• EXERCISE DESCRIPTION: Beneath this task is a listing; retype all of it exactly.
INPUT ROWS start
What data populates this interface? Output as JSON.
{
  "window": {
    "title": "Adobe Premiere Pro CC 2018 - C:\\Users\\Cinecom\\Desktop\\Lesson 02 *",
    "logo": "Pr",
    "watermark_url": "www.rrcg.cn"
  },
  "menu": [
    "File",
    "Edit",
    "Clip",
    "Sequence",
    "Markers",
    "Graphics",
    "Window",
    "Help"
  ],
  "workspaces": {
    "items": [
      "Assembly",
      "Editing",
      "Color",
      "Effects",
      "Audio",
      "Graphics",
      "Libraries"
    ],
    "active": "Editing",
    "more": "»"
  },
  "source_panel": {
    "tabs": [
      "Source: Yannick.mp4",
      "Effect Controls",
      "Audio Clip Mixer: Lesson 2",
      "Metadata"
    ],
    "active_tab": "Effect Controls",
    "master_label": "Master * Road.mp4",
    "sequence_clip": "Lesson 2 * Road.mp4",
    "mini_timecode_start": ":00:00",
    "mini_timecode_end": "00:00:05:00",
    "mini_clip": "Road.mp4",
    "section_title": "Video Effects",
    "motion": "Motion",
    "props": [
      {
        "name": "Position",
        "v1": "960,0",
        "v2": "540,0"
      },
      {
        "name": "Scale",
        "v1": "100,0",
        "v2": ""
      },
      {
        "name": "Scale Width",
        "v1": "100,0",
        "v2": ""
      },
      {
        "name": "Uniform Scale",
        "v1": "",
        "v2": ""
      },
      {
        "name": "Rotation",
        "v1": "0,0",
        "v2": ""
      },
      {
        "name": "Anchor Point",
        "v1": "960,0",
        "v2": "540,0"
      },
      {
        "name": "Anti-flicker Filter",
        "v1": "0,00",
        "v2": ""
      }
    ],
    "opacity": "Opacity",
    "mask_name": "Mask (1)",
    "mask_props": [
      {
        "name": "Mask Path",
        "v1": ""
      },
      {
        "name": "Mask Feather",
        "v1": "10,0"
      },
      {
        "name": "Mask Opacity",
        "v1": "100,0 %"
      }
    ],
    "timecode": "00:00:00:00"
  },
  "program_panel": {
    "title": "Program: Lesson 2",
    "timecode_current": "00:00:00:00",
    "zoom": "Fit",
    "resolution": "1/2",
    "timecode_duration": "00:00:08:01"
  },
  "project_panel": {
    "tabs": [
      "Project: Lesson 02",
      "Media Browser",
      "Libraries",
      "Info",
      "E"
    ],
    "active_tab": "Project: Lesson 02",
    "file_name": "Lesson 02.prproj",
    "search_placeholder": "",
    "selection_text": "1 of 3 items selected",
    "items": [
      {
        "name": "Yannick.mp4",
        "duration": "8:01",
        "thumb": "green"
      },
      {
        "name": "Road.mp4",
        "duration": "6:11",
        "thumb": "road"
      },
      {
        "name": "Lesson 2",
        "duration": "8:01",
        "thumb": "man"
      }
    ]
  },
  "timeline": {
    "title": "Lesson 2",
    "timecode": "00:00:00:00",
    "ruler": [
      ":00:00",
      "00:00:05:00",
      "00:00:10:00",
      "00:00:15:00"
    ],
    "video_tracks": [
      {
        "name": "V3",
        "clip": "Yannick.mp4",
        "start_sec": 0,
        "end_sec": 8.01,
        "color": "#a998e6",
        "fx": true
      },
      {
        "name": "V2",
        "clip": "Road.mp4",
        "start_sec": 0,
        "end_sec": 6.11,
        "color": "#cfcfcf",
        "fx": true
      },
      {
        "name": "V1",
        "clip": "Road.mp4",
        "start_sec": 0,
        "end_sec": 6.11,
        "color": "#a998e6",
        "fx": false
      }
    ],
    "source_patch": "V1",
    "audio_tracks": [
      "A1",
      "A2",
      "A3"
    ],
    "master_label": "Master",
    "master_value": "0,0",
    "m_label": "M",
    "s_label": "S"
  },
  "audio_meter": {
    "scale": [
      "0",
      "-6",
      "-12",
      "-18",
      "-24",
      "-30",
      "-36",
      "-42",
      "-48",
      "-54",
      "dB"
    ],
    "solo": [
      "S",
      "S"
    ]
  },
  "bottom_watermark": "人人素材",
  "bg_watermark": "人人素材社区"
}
INPUT ROWS end
• RESPONSE BELOW:
What data populates this interface? Output as JSON.
{
  "window": {
    "title": "Adobe Premiere Pro CC 2018 - C:\\Users\\Cinecom\\Desktop\\Lesson 02 *",
    "logo": "Pr",
    "watermark_url": "www.rrcg.cn"
  },
  "menu": [
    "File",
    "Edit",
    "Clip",
    "Sequence",
    "Markers",
    "Graphics",
    "Window",
    "Help"
  ],
  "workspaces": {
    "items": [
      "Assembly",
      "Editing",
      "Color",
      "Effects",
      "Audio",
      "Graphics",
      "Libraries"
    ],
    "active": "Editing",
    "more": "»"
  },
  "source_panel": {
    "tabs": [
      "Source: Yannick.mp4",
      "Effect Controls",
      "Audio Clip Mixer: Lesson 2",
      "Metadata"
    ],
    "active_tab": "Effect Controls",
    "master_label": "Master * Road.mp4",
    "sequence_clip": "Lesson 2 * Road.mp4",
    "mini_timecode_start": ":00:00",
    "mini_timecode_end": "00:00:05:00",
    "mini_clip": "Road.mp4",
    "section_title": "Video Effects",
    "motion": "Motion",
    "props": [
      {
        "name": "Position",
        "v1": "960,0",
        "v2": "540,0"
      },
      {
        "name": "Scale",
        "v1": "100,0",
        "v2": ""
      },
      {
        "name": "Scale Width",
        "v1": "100,0",
        "v2": ""
      },
      {
        "name": "Uniform Scale",
        "v1": "",
        "v2": ""
      },
      {
        "name": "Rotation",
        "v1": "0,0",
        "v2": ""
      },
      {
        "name": "Anchor Point",
        "v1": "960,0",
        "v2": "540,0"
      },
      {
        "name": "Anti-flicker Filter",
        "v1": "0,00",
        "v2": ""
      }
    ],
    "opacity": "Opacity",
    "mask_name": "Mask (1)",
    "mask_props": [
      {
        "name": "Mask Path",
        "v1": ""
      },
      {
        "name": "Mask Feather",
        "v1": "10,0"
      },
      {
        "name": "Mask Opacity",
        "v1": "100,0 %"
      }
    ],
    "timecode": "00:00:00:00"
  },
  "program_panel": {
    "title": "Program: Lesson 2",
    "timecode_current": "00:00:00:00",
    "zoom": "Fit",
    "resolution": "1/2",
    "timecode_duration": "00:00:08:01"
  },
  "project_panel": {
    "tabs": [
      "Project: Lesson 02",
      "Media Browser",
      "Libraries",
      "Info",
      "E"
    ],
    "active_tab": "Project: Lesson 02",
    "file_name": "Lesson 02.prproj",
    "search_placeholder": "",
    "selection_text": "1 of 3 items selected",
    "items": [
      {
        "name": "Yannick.mp4",
        "duration": "8:01",
        "thumb": "green"
      },
      {
        "name": "Road.mp4",
        "duration": "6:11",
        "thumb": "road"
      },
      {
        "name": "Lesson 2",
        "duration": "8:01",
        "thumb": "man"
      }
    ]
  },
  "timeline": {
    "title": "Lesson 2",
    "timecode": "00:00:00:00",
    "ruler": [
      ":00:00",
      "00:00:05:00",
      "00:00:10:00",
      "00:00:15:00"
    ],
    "video_tracks": [
      {
        "name": "V3",
        "clip": "Yannick.mp4",
        "start_sec": 0,
        "end_sec": 8.01,
        "color": "#a998e6",
        "fx": true
      },
      {
        "name": "V2",
        "clip": "Road.mp4",
        "start_sec": 0,
        "end_sec": 6.11,
        "color": "#cfcfcf",
        "fx": true
      },
      {
        "name": "V1",
        "clip": "Road.mp4",
        "start_sec": 0,
        "end_sec": 6.11,
        "color": "#a998e6",
        "fx": false
      }
    ],
    "source_patch": "V1",
    "audio_tracks": [
      "A1",
      "A2",
      "A3"
    ],
    "master_label": "Master",
    "master_value": "0,0",
    "m_label": "M",
    "s_label": "S"
  },
  "audio_meter": {
    "scale": [
      "0",
      "-6",
      "-12",
      "-18",
      "-24",
      "-30",
      "-36",
      "-42",
      "-48",
      "-54",
      "dB"
    ],
    "solo": [
      "S",
      "S"
    ]
  },
  "bottom_watermark": "人人素材",
  "bg_watermark": "人人素材社区"
}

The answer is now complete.